▶ **SET EXERCISE**
Collect from the data below each line with "circle".

Collected data entries:
— Begin —
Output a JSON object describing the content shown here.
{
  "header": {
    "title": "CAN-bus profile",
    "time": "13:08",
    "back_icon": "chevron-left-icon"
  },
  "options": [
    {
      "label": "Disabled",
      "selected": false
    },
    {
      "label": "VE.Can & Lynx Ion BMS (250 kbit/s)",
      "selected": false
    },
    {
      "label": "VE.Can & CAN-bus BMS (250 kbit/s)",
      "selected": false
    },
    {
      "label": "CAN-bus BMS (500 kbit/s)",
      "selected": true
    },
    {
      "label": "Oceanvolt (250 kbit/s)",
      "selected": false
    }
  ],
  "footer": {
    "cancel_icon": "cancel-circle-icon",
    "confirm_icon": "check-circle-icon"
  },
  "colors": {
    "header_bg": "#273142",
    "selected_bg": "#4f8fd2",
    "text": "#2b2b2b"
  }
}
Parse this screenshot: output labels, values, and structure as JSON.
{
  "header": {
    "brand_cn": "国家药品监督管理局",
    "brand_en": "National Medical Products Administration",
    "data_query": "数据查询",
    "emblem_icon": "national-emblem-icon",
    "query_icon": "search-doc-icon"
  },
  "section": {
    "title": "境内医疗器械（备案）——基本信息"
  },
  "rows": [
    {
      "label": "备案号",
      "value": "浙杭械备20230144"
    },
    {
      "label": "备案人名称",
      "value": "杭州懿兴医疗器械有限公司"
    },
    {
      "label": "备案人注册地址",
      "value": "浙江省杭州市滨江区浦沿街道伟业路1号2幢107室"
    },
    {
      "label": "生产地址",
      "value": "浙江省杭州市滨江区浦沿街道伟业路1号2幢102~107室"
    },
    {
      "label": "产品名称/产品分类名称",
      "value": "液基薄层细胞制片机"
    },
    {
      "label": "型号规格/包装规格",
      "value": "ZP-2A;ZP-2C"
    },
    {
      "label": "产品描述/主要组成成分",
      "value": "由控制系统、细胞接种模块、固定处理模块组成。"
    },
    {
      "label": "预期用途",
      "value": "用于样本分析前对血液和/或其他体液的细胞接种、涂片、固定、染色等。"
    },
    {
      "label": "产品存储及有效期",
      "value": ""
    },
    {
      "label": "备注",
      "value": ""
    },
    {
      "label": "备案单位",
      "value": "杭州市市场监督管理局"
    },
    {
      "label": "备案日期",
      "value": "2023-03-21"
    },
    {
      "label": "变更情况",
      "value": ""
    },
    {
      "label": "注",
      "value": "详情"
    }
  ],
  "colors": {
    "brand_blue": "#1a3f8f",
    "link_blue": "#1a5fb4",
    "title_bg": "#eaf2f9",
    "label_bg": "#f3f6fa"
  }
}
— End —
▶ **RESULT FOR THIS TASK**
    "cancel_icon": "cancel-circle-icon",
    "confirm_icon": "check-circle-icon"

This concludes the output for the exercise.